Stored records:
────────────────────

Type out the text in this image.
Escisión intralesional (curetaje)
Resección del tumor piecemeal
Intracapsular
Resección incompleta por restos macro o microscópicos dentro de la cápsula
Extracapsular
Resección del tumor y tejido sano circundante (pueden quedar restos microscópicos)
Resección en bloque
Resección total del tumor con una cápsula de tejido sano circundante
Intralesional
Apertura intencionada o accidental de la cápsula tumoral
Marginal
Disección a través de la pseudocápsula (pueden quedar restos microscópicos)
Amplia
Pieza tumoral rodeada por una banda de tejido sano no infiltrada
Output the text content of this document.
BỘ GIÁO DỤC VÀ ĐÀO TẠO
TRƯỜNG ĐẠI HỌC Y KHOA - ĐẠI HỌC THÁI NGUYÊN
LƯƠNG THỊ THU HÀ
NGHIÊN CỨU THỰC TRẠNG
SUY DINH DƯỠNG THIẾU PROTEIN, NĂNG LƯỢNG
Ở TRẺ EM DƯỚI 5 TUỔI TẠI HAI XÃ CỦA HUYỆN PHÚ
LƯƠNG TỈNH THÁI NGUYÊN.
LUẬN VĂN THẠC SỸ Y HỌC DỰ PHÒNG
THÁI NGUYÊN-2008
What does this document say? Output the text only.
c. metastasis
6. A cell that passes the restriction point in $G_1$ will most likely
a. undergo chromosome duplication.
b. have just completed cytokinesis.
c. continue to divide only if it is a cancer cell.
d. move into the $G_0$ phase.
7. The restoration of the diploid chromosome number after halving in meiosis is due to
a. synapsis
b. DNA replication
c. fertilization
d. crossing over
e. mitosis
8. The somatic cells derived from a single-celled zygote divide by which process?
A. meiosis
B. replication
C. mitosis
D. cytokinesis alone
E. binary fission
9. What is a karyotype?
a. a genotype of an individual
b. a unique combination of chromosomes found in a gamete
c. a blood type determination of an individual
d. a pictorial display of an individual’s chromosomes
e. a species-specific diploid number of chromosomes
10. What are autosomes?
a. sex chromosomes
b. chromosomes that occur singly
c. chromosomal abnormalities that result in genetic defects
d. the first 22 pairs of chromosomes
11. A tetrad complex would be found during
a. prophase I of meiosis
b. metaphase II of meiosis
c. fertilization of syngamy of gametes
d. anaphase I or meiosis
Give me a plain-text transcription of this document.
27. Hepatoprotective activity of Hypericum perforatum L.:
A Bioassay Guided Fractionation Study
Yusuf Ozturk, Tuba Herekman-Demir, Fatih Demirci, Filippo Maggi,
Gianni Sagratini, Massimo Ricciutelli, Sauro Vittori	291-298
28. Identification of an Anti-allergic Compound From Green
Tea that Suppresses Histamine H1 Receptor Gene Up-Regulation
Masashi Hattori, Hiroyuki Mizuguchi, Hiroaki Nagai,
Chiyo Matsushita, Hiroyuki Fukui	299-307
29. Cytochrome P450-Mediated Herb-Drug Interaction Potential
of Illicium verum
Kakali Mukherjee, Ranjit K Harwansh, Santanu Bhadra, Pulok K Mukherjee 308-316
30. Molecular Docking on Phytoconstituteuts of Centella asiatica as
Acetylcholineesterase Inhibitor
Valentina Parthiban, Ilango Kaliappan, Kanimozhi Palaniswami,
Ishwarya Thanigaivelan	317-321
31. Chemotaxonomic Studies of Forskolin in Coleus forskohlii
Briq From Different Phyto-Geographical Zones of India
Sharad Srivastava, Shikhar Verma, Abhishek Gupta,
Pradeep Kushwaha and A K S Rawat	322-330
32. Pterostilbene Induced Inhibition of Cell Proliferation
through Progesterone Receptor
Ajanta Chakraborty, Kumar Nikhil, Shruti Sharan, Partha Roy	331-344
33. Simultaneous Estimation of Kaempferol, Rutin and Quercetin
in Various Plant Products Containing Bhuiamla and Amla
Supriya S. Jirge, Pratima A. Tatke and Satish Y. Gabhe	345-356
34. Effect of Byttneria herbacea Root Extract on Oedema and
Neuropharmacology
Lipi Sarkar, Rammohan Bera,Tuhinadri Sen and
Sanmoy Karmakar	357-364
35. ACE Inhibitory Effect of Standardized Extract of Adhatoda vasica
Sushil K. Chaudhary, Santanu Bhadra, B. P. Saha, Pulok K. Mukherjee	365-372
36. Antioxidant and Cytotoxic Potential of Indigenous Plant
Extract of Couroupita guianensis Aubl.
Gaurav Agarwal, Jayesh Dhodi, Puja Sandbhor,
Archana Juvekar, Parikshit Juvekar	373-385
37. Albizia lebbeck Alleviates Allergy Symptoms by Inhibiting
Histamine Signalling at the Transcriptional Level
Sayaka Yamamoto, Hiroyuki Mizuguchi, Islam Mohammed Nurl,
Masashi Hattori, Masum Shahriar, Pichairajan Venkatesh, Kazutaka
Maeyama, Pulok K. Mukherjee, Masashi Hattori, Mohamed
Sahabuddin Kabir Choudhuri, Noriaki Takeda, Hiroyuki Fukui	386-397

────────────────────

**Problem**:
Using the records above, report each line with the string "sano".

**Solution for this task**:
Resección del tumor y tejido sano circundante (pueden quedar restos microscópicos)
Resección total del tumor con una cápsula de tejido sano circundante
Pieza tumoral rodeada por una banda de tejido sano no infiltrada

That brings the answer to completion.